(What to work on): Rewrite the data below with each "bounding" changed to "enclosing" and everything else kept the same. Leave the pictures out.

(Input):
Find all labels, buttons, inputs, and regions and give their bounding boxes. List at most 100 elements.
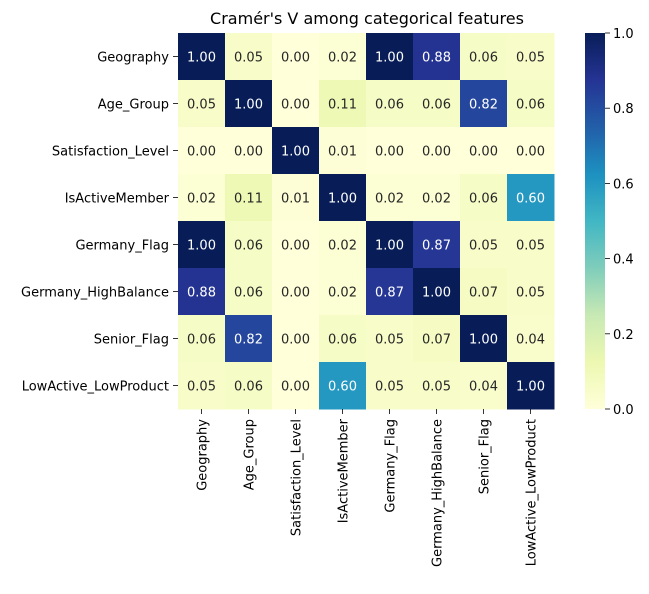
cell-value-label: 0.06 (328, 333, 357, 348)
x-tick-label: Satisfaction_Level (290, 419, 305, 536)
x-tick-label: IsActiveMember (337, 418, 352, 523)
heatmap-cell (507, 127, 555, 175)
heatmap-cell (319, 315, 367, 363)
cell-value-label: 0.06 (469, 51, 498, 66)
heatmap-cell (225, 315, 273, 363)
cell-value-label: 0.02 (422, 192, 451, 207)
cell-value-label: 0.02 (328, 286, 357, 301)
heatmap-cell (319, 221, 367, 269)
heatmap-cell (319, 127, 367, 175)
cell-value-label: 0.05 (375, 333, 404, 348)
y-tick-label: Age_Group (98, 98, 169, 113)
heatmap-cell (366, 221, 414, 269)
cell-value-label: 1.00 (234, 98, 263, 113)
x-tick-label: Age_Group (243, 419, 258, 490)
heatmap-cell (225, 33, 273, 81)
heatmap-cell (507, 362, 555, 410)
heatmap-cell (178, 80, 226, 128)
cell-value-label: 0.05 (187, 98, 216, 113)
cell-value-label: 0.06 (469, 192, 498, 207)
cell-value-label: 1.00 (516, 380, 545, 395)
heatmap-cell (319, 362, 367, 410)
cell-value-label: 0.02 (328, 51, 357, 66)
cell-annotations: 1.00 0.05 0.00 0.02 1.00 0.88 0.06 0.05 0.05 1.00… (187, 51, 545, 395)
cell-value-label: 0.00 (422, 145, 451, 160)
cell-value-label: 0.04 (469, 380, 498, 395)
heatmap-cell (225, 268, 273, 316)
heatmap-cell (460, 315, 508, 363)
cell-value-label: 0.02 (375, 192, 404, 207)
x-tick-label: Geography (196, 419, 211, 491)
heatmap-cell (272, 174, 320, 222)
heatmap-cell (366, 174, 414, 222)
cell-value-label: 0.05 (469, 239, 498, 254)
cell-value-label: 0.88 (422, 51, 451, 66)
cell-value-label: 0.82 (469, 98, 498, 113)
cell-value-label: 1.00 (375, 51, 404, 66)
heatmap-cell (460, 362, 508, 410)
heatmap-cell (366, 268, 414, 316)
heatmap-cell (178, 221, 226, 269)
heatmap-cells (178, 33, 555, 410)
cell-value-label: 0.00 (281, 380, 310, 395)
colorbar-tick-label: 0.8 (613, 102, 634, 117)
cell-value-label: 0.01 (328, 145, 357, 160)
cell-value-label: 1.00 (187, 239, 216, 254)
cell-value-label: 0.00 (281, 51, 310, 66)
x-tick-label: Senior_Flag (478, 419, 493, 494)
heatmap-cell (460, 174, 508, 222)
heatmap-cell (272, 221, 320, 269)
heatmap-cell (460, 127, 508, 175)
heatmap-cell (225, 174, 273, 222)
cell-value-label: 0.07 (469, 286, 498, 301)
cell-value-label: 0.00 (469, 145, 498, 160)
heatmap-cell (178, 315, 226, 363)
heatmap-cell (319, 80, 367, 128)
heatmap-cell (366, 80, 414, 128)
cell-value-label: 0.07 (422, 333, 451, 348)
cell-value-label: 0.00 (375, 145, 404, 160)
heatmap-cell (413, 174, 461, 222)
heatmap-cell (225, 221, 273, 269)
heatmap-cell (178, 127, 226, 175)
heatmap-cell (507, 33, 555, 81)
cell-value-label: 0.06 (516, 98, 545, 113)
heatmap-cell (413, 80, 461, 128)
cell-value-label: 0.02 (187, 192, 216, 207)
cell-value-label: 0.87 (375, 286, 404, 301)
cell-value-label: 0.06 (422, 98, 451, 113)
heatmap-cell (319, 174, 367, 222)
cell-value-label: 0.05 (422, 380, 451, 395)
cell-value-label: 0.00 (281, 239, 310, 254)
heatmap-cell (413, 33, 461, 81)
colorbar-tick-label: 0.2 (613, 328, 634, 343)
cell-value-label: 0.05 (516, 51, 545, 66)
heatmap-cell (366, 33, 414, 81)
heatmap-cell (272, 33, 320, 81)
cell-value-label: 0.05 (516, 286, 545, 301)
cell-value-label: 0.05 (375, 380, 404, 395)
heatmap-cell (272, 315, 320, 363)
y-tick-label: Geography (97, 51, 169, 66)
heatmap-cell (413, 315, 461, 363)
cell-value-label: 0.11 (234, 192, 263, 207)
cell-value-label: 0.05 (234, 51, 263, 66)
heatmap-cell (507, 221, 555, 269)
heatmap-cell (413, 127, 461, 175)
heatmap-cell (366, 315, 414, 363)
y-tick-label: Satisfaction_Level (52, 145, 169, 160)
cell-value-label: 0.87 (422, 239, 451, 254)
heatmap-cell (178, 362, 226, 410)
heatmap-cell (225, 80, 273, 128)
heatmap-cell (225, 362, 273, 410)
cell-value-label: 0.06 (234, 380, 263, 395)
heatmap-cell (272, 80, 320, 128)
cell-value-label: 0.00 (281, 333, 310, 348)
cell-value-label: 0.88 (187, 286, 216, 301)
cell-value-label: 0.00 (281, 286, 310, 301)
heatmap-cell (507, 174, 555, 222)
x-tick-label: LowActive_LowProduct (525, 419, 540, 566)
cell-value-label: 0.00 (516, 145, 545, 160)
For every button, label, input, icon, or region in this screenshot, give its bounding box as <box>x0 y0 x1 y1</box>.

(Response to the task):
Find all labels, buttons, inputs, and regions and give their enclosing boxes. List at most 100 elements.
cell-value-label: 0.06 (328, 333, 357, 348)
x-tick-label: Satisfaction_Level (290, 419, 305, 536)
x-tick-label: IsActiveMember (337, 418, 352, 523)
heatmap-cell (507, 127, 555, 175)
heatmap-cell (319, 315, 367, 363)
cell-value-label: 0.06 (469, 51, 498, 66)
heatmap-cell (225, 315, 273, 363)
cell-value-label: 0.02 (422, 192, 451, 207)
cell-value-label: 0.02 (328, 286, 357, 301)
heatmap-cell (319, 221, 367, 269)
heatmap-cell (319, 127, 367, 175)
cell-value-label: 0.05 (375, 333, 404, 348)
y-tick-label: Age_Group (98, 98, 169, 113)
heatmap-cell (366, 221, 414, 269)
cell-value-label: 1.00 (234, 98, 263, 113)
x-tick-label: Age_Group (243, 419, 258, 490)
heatmap-cell (225, 33, 273, 81)
heatmap-cell (507, 362, 555, 410)
heatmap-cell (178, 80, 226, 128)
cell-value-label: 0.05 (187, 98, 216, 113)
cell-value-label: 0.06 (469, 192, 498, 207)
cell-value-label: 1.00 (516, 380, 545, 395)
heatmap-cell (319, 362, 367, 410)
cell-value-label: 0.02 (328, 51, 357, 66)
cell-annotations: 1.00 0.05 0.00 0.02 1.00 0.88 0.06 0.05 0.05 1.00… (187, 51, 545, 395)
cell-value-label: 0.00 (422, 145, 451, 160)
cell-value-label: 0.04 (469, 380, 498, 395)
heatmap-cell (225, 268, 273, 316)
heatmap-cell (460, 315, 508, 363)
cell-value-label: 0.02 (375, 192, 404, 207)
x-tick-label: Geography (196, 419, 211, 491)
heatmap-cell (272, 174, 320, 222)
heatmap-cell (366, 174, 414, 222)
cell-value-label: 0.05 (469, 239, 498, 254)
cell-value-label: 0.88 (422, 51, 451, 66)
cell-value-label: 0.82 (469, 98, 498, 113)
cell-value-label: 1.00 (375, 51, 404, 66)
heatmap-cell (460, 362, 508, 410)
heatmap-cell (366, 268, 414, 316)
heatmap-cell (178, 221, 226, 269)
heatmap-cells (178, 33, 555, 410)
cell-value-label: 0.00 (281, 380, 310, 395)
colorbar-tick-label: 0.8 (613, 102, 634, 117)
cell-value-label: 0.01 (328, 145, 357, 160)
cell-value-label: 1.00 (187, 239, 216, 254)
cell-value-label: 0.00 (281, 51, 310, 66)
x-tick-label: Senior_Flag (478, 419, 493, 494)
heatmap-cell (460, 174, 508, 222)
heatmap-cell (272, 221, 320, 269)
heatmap-cell (460, 127, 508, 175)
heatmap-cell (225, 174, 273, 222)
cell-value-label: 0.07 (469, 286, 498, 301)
cell-value-label: 0.00 (469, 145, 498, 160)
heatmap-cell (178, 315, 226, 363)
heatmap-cell (319, 80, 367, 128)
heatmap-cell (366, 80, 414, 128)
cell-value-label: 0.07 (422, 333, 451, 348)
cell-value-label: 0.00 (375, 145, 404, 160)
heatmap-cell (413, 174, 461, 222)
heatmap-cell (225, 221, 273, 269)
heatmap-cell (178, 127, 226, 175)
heatmap-cell (507, 33, 555, 81)
cell-value-label: 0.06 (516, 98, 545, 113)
heatmap-cell (413, 80, 461, 128)
cell-value-label: 0.02 (187, 192, 216, 207)
cell-value-label: 0.87 (375, 286, 404, 301)
cell-value-label: 0.06 (422, 98, 451, 113)
heatmap-cell (319, 174, 367, 222)
cell-value-label: 0.05 (422, 380, 451, 395)
cell-value-label: 0.00 (281, 239, 310, 254)
heatmap-cell (413, 33, 461, 81)
colorbar-tick-label: 0.2 (613, 328, 634, 343)
cell-value-label: 0.05 (516, 51, 545, 66)
heatmap-cell (366, 33, 414, 81)
heatmap-cell (272, 33, 320, 81)
cell-value-label: 0.05 (516, 286, 545, 301)
cell-value-label: 0.05 (375, 380, 404, 395)
heatmap-cell (272, 315, 320, 363)
y-tick-label: Geography (97, 51, 169, 66)
heatmap-cell (413, 315, 461, 363)
cell-value-label: 0.11 (234, 192, 263, 207)
cell-value-label: 0.05 (234, 51, 263, 66)
heatmap-cell (507, 221, 555, 269)
heatmap-cell (413, 127, 461, 175)
heatmap-cell (366, 315, 414, 363)
y-tick-label: Satisfaction_Level (52, 145, 169, 160)
cell-value-label: 0.87 (422, 239, 451, 254)
heatmap-cell (178, 362, 226, 410)
heatmap-cell (225, 80, 273, 128)
heatmap-cell (225, 362, 273, 410)
cell-value-label: 0.06 (234, 380, 263, 395)
heatmap-cell (272, 80, 320, 128)
cell-value-label: 0.00 (281, 333, 310, 348)
cell-value-label: 0.88 (187, 286, 216, 301)
cell-value-label: 0.00 (281, 286, 310, 301)
heatmap-cell (507, 174, 555, 222)
x-tick-label: LowActive_LowProduct (525, 419, 540, 566)
cell-value-label: 0.00 (516, 145, 545, 160)
For every button, label, input, icon, or region in this screenshot, give its enclosing box as <box>x0 y0 x1 y1</box>.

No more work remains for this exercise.